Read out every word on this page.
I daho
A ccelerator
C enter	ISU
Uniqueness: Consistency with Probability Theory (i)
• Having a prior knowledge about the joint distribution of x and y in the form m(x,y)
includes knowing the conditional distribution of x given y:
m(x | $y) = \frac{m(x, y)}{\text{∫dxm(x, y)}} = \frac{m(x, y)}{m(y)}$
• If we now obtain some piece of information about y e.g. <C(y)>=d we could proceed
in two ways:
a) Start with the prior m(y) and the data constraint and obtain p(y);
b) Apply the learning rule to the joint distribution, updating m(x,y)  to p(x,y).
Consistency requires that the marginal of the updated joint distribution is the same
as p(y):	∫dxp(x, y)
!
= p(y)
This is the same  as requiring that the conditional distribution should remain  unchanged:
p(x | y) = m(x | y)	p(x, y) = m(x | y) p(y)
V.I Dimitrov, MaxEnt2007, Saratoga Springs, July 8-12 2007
▬▬▬
Set down the listing above in full, please, exactly as it appears.

Read out every word on this page.
I daho
A ccelerator
C enter	ISU
Uniqueness: Consistency with Probability Theory (i)
• Having a prior knowledge about the joint distribution of x and y in the form m(x,y)
includes knowing the conditional distribution of x given y:
m(x | $y) = \frac{m(x, y)}{\text{∫dxm(x, y)}} = \frac{m(x, y)}{m(y)}$
• If we now obtain some piece of information about y e.g. <C(y)>=d we could proceed
in two ways:
a) Start with the prior m(y) and the data constraint and obtain p(y);
b) Apply the learning rule to the joint distribution, updating m(x,y)  to p(x,y).
Consistency requires that the marginal of the updated joint distribution is the same
as p(y):	∫dxp(x, y)
!
= p(y)
This is the same  as requiring that the conditional distribution should remain  unchanged:
p(x | y) = m(x | y)	p(x, y) = m(x | y) p(y)
V.I Dimitrov, MaxEnt2007, Saratoga Springs, July 8-12 2007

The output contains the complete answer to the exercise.